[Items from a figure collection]
::::::::::
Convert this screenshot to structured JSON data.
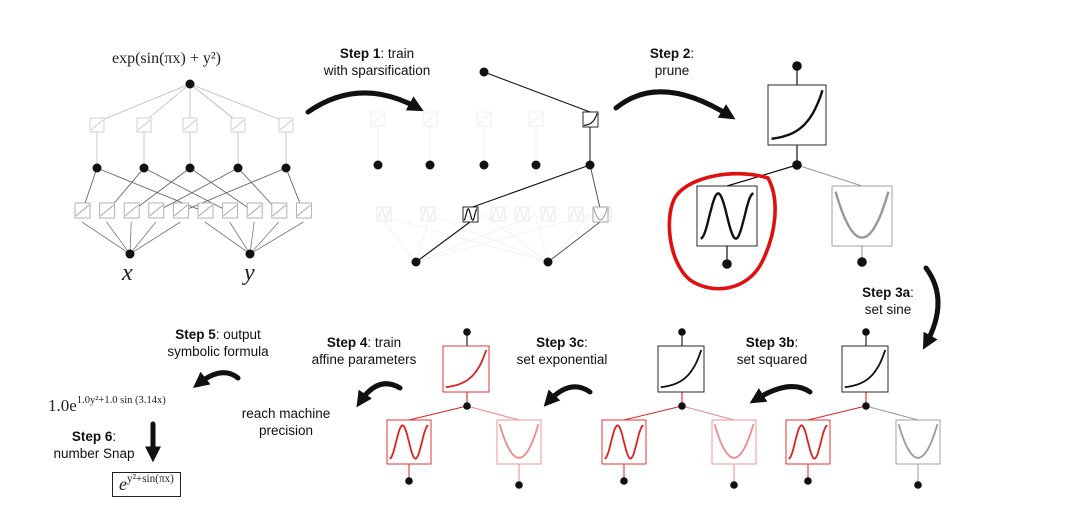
{
  "formula_top": {
    "text": "exp(sin(πx) + y²)"
  },
  "inputs": {
    "x": "x",
    "y": "y"
  },
  "steps": [
    {
      "id": "step1",
      "bold": "Step 1",
      "rest": ": train",
      "line2": "with sparsification"
    },
    {
      "id": "step2",
      "bold": "Step 2",
      "rest": ":",
      "line2": "prune"
    },
    {
      "id": "step3a",
      "bold": "Step 3a",
      "rest": ":",
      "line2": "set sine"
    },
    {
      "id": "step3b",
      "bold": "Step 3b",
      "rest": ":",
      "line2": "set squared"
    },
    {
      "id": "step3c",
      "bold": "Step 3c",
      "rest": ":",
      "line2": "set exponential"
    },
    {
      "id": "step4",
      "bold": "Step 4",
      "rest": ": train",
      "line2": "affine parameters"
    },
    {
      "id": "step5",
      "bold": "Step 5",
      "rest": ": output",
      "line2": "symbolic formula"
    },
    {
      "id": "step6",
      "bold": "Step 6",
      "rest": ":",
      "line2": "number Snap"
    }
  ],
  "note_precision": {
    "line1": "reach machine",
    "line2": "precision"
  },
  "output_formula": {
    "coef": "1.0e",
    "exponent": "1.0y²+1.0 sin (3.14x)"
  },
  "snapped_formula": {
    "base": "e",
    "exponent": "y²+sin(πx)"
  },
  "colors": {
    "black": "#111111",
    "red": "#dd2222",
    "pink": "#f08a8a",
    "gray": "#999999",
    "highlight": "#e01010"
  }
}
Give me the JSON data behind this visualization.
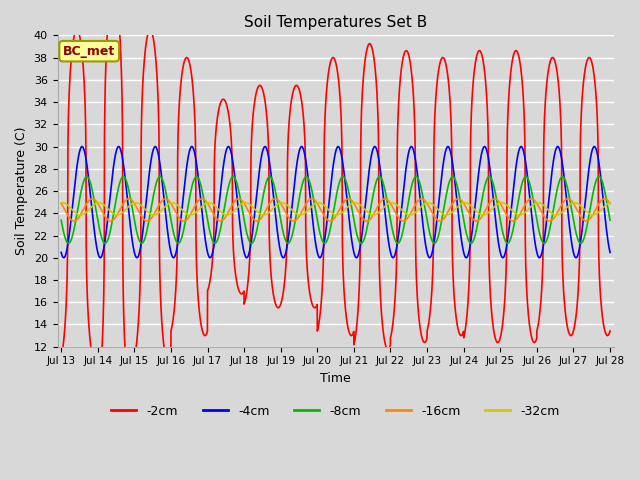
{
  "title": "Soil Temperatures Set B",
  "xlabel": "Time",
  "ylabel": "Soil Temperature (C)",
  "ylim": [
    12,
    40
  ],
  "yticks": [
    12,
    14,
    16,
    18,
    20,
    22,
    24,
    26,
    28,
    30,
    32,
    34,
    36,
    38,
    40
  ],
  "x_start_day": 13,
  "x_end_day": 28,
  "x_tick_days": [
    13,
    14,
    15,
    16,
    17,
    18,
    19,
    20,
    21,
    22,
    23,
    24,
    25,
    26,
    27,
    28
  ],
  "annotation_text": "BC_met",
  "bg_color": "#d8d8d8",
  "plot_bg_color": "#d8d8d8",
  "grid_color": "#ffffff",
  "linewidth": 1.2,
  "legend_colors": [
    "#ff0000",
    "#0000ff",
    "#00bb00",
    "#ff8800",
    "#cccc00"
  ],
  "legend_labels": [
    "-2cm",
    "-4cm",
    "-8cm",
    "-16cm",
    "-32cm"
  ],
  "series_params": [
    {
      "label": "-2cm",
      "color": "#ff0000",
      "mean": 25.5,
      "amplitude": 12.5,
      "sharpness": 3.0,
      "phase": 0.18,
      "amp_envelope": [
        1.2,
        1.5,
        1.2,
        1.0,
        0.7,
        0.8,
        0.8,
        1.0,
        1.1,
        1.05,
        1.0,
        1.05,
        1.05,
        1.0,
        1.0
      ]
    },
    {
      "label": "-4cm",
      "color": "#0000ff",
      "mean": 25.0,
      "amplitude": 5.0,
      "sharpness": 1.0,
      "phase": 0.32,
      "amp_envelope": [
        1.0,
        1.0,
        1.0,
        1.0,
        1.0,
        1.0,
        1.0,
        1.0,
        1.0,
        1.0,
        1.0,
        1.0,
        1.0,
        1.0,
        1.0
      ]
    },
    {
      "label": "-8cm",
      "color": "#00bb00",
      "mean": 24.3,
      "amplitude": 3.0,
      "sharpness": 1.0,
      "phase": 0.45,
      "amp_envelope": [
        1.0,
        1.0,
        1.0,
        1.0,
        1.0,
        1.0,
        1.0,
        1.0,
        1.0,
        1.0,
        1.0,
        1.0,
        1.0,
        1.0,
        1.0
      ]
    },
    {
      "label": "-16cm",
      "color": "#ff8800",
      "mean": 24.3,
      "amplitude": 1.0,
      "sharpness": 1.0,
      "phase": 0.6,
      "amp_envelope": [
        1.0,
        1.0,
        1.0,
        1.0,
        1.0,
        1.0,
        1.0,
        1.0,
        1.0,
        1.0,
        1.0,
        1.0,
        1.0,
        1.0,
        1.0
      ]
    },
    {
      "label": "-32cm",
      "color": "#cccc00",
      "mean": 24.4,
      "amplitude": 0.55,
      "sharpness": 1.0,
      "phase": 0.78,
      "amp_envelope": [
        1.0,
        1.0,
        1.0,
        1.0,
        1.0,
        1.0,
        1.0,
        1.0,
        1.0,
        1.0,
        1.0,
        1.0,
        1.0,
        1.0,
        1.0
      ]
    }
  ]
}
::::::::::
Look through the entries and work out how many lines have the word "mean" in them; reply with that number only.

5